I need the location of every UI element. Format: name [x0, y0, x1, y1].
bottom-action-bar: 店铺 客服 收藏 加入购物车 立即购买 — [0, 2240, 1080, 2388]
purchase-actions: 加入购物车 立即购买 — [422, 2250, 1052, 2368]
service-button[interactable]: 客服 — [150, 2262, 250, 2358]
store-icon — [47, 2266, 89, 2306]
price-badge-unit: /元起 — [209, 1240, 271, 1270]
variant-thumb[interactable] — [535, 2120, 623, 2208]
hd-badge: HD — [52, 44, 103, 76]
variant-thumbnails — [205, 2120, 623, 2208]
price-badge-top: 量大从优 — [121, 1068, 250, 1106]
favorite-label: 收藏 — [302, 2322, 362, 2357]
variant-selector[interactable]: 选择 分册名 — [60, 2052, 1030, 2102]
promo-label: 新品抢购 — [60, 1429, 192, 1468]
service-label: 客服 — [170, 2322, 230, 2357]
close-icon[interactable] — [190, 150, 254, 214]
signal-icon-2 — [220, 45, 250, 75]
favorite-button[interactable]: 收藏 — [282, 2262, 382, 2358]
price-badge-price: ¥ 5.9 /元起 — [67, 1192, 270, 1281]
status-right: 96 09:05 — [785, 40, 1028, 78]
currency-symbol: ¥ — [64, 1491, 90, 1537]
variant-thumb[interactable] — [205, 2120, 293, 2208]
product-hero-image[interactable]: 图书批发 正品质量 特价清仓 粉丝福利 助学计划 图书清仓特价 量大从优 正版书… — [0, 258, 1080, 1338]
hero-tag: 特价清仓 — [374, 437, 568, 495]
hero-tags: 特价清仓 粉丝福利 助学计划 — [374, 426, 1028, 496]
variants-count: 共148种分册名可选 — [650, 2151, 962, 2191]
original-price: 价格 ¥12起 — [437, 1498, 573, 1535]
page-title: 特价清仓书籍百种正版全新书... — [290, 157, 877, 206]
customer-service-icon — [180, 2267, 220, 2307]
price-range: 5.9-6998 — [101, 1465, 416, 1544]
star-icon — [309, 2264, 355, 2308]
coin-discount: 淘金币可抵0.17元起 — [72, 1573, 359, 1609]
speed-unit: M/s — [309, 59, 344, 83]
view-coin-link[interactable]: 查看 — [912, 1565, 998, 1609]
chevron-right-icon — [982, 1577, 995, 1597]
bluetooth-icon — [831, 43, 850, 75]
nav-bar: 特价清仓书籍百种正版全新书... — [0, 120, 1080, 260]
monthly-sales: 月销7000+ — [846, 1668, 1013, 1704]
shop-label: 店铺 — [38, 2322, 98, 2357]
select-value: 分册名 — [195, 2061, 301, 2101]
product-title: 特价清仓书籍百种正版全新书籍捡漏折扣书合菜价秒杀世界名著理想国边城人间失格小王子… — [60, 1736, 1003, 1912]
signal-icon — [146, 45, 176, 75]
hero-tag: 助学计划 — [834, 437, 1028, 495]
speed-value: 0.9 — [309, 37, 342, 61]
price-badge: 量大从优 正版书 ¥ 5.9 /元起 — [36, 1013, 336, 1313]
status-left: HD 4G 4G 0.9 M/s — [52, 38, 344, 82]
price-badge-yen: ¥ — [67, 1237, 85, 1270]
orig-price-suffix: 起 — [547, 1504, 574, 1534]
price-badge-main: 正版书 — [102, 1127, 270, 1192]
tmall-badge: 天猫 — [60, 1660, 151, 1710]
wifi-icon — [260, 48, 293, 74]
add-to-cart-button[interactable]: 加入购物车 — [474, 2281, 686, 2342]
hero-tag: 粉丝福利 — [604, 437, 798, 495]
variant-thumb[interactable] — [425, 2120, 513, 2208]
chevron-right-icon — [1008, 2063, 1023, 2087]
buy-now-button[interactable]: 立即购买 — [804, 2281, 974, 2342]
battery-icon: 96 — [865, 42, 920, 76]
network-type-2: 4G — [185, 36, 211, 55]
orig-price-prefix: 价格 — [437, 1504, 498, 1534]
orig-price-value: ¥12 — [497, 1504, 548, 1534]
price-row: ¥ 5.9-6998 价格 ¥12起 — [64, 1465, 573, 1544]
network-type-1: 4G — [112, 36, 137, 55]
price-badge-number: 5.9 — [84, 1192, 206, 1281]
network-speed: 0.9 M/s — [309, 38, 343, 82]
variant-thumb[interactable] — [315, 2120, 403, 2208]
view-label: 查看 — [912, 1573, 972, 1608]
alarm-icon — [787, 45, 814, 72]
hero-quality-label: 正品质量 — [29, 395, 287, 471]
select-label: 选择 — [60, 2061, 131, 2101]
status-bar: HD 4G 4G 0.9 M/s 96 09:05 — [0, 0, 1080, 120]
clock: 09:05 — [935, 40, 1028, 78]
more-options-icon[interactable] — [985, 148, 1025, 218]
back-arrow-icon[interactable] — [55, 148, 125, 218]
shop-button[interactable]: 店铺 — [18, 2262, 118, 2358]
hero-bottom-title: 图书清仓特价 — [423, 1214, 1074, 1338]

Short problem – Update the rows above by changing every "interactable" to "clickable" and leaving everything else unchanged.

Complete output –
I need the location of every UI element. Format: name [x0, y0, x1, y1].
bottom-action-bar: 店铺 客服 收藏 加入购物车 立即购买 — [0, 2240, 1080, 2388]
purchase-actions: 加入购物车 立即购买 — [422, 2250, 1052, 2368]
service-button[clickable]: 客服 — [150, 2262, 250, 2358]
store-icon — [47, 2266, 89, 2306]
price-badge-unit: /元起 — [209, 1240, 271, 1270]
variant-thumb[clickable] — [535, 2120, 623, 2208]
hd-badge: HD — [52, 44, 103, 76]
variant-thumbnails — [205, 2120, 623, 2208]
price-badge-top: 量大从优 — [121, 1068, 250, 1106]
favorite-label: 收藏 — [302, 2322, 362, 2357]
variant-selector[clickable]: 选择 分册名 — [60, 2052, 1030, 2102]
promo-label: 新品抢购 — [60, 1429, 192, 1468]
service-label: 客服 — [170, 2322, 230, 2357]
close-icon[clickable] — [190, 150, 254, 214]
signal-icon-2 — [220, 45, 250, 75]
favorite-button[clickable]: 收藏 — [282, 2262, 382, 2358]
price-badge-price: ¥ 5.9 /元起 — [67, 1192, 270, 1281]
status-right: 96 09:05 — [785, 40, 1028, 78]
currency-symbol: ¥ — [64, 1491, 90, 1537]
variant-thumb[clickable] — [205, 2120, 293, 2208]
product-hero-image[clickable]: 图书批发 正品质量 特价清仓 粉丝福利 助学计划 图书清仓特价 量大从优 正版书… — [0, 258, 1080, 1338]
hero-tag: 特价清仓 — [374, 437, 568, 495]
hero-tags: 特价清仓 粉丝福利 助学计划 — [374, 426, 1028, 496]
variants-count: 共148种分册名可选 — [650, 2151, 962, 2191]
original-price: 价格 ¥12起 — [437, 1498, 573, 1535]
page-title: 特价清仓书籍百种正版全新书... — [290, 157, 877, 206]
customer-service-icon — [180, 2267, 220, 2307]
price-range: 5.9-6998 — [101, 1465, 416, 1544]
star-icon — [309, 2264, 355, 2308]
coin-discount: 淘金币可抵0.17元起 — [72, 1573, 359, 1609]
speed-unit: M/s — [309, 59, 344, 83]
view-coin-link[clickable]: 查看 — [912, 1565, 998, 1609]
chevron-right-icon — [982, 1577, 995, 1597]
bluetooth-icon — [831, 43, 850, 75]
nav-bar: 特价清仓书籍百种正版全新书... — [0, 120, 1080, 260]
monthly-sales: 月销7000+ — [846, 1668, 1013, 1704]
shop-label: 店铺 — [38, 2322, 98, 2357]
select-value: 分册名 — [195, 2061, 301, 2101]
product-title: 特价清仓书籍百种正版全新书籍捡漏折扣书合菜价秒杀世界名著理想国边城人间失格小王子… — [60, 1736, 1003, 1912]
signal-icon — [146, 45, 176, 75]
hero-tag: 助学计划 — [834, 437, 1028, 495]
speed-value: 0.9 — [309, 37, 342, 61]
price-badge: 量大从优 正版书 ¥ 5.9 /元起 — [36, 1013, 336, 1313]
status-left: HD 4G 4G 0.9 M/s — [52, 38, 344, 82]
price-badge-yen: ¥ — [67, 1237, 85, 1270]
orig-price-suffix: 起 — [547, 1504, 574, 1534]
price-badge-main: 正版书 — [102, 1127, 270, 1192]
tmall-badge: 天猫 — [60, 1660, 151, 1710]
wifi-icon — [260, 48, 293, 74]
add-to-cart-button[clickable]: 加入购物车 — [474, 2281, 686, 2342]
hero-tag: 粉丝福利 — [604, 437, 798, 495]
variant-thumb[clickable] — [425, 2120, 513, 2208]
chevron-right-icon — [1008, 2063, 1023, 2087]
buy-now-button[clickable]: 立即购买 — [804, 2281, 974, 2342]
battery-icon: 96 — [865, 42, 920, 76]
network-type-2: 4G — [185, 36, 211, 55]
orig-price-prefix: 价格 — [437, 1504, 498, 1534]
orig-price-value: ¥12 — [497, 1504, 548, 1534]
price-row: ¥ 5.9-6998 价格 ¥12起 — [64, 1465, 573, 1544]
network-type-1: 4G — [112, 36, 137, 55]
price-badge-number: 5.9 — [84, 1192, 206, 1281]
network-speed: 0.9 M/s — [309, 38, 343, 82]
variant-thumb[clickable] — [315, 2120, 403, 2208]
view-label: 查看 — [912, 1573, 972, 1608]
alarm-icon — [787, 45, 814, 72]
hero-quality-label: 正品质量 — [29, 395, 287, 471]
select-label: 选择 — [60, 2061, 131, 2101]
status-bar: HD 4G 4G 0.9 M/s 96 09:05 — [0, 0, 1080, 120]
clock: 09:05 — [935, 40, 1028, 78]
more-options-icon[clickable] — [985, 148, 1025, 218]
back-arrow-icon[clickable] — [55, 148, 125, 218]
shop-button[clickable]: 店铺 — [18, 2262, 118, 2358]
hero-bottom-title: 图书清仓特价 — [423, 1214, 1074, 1338]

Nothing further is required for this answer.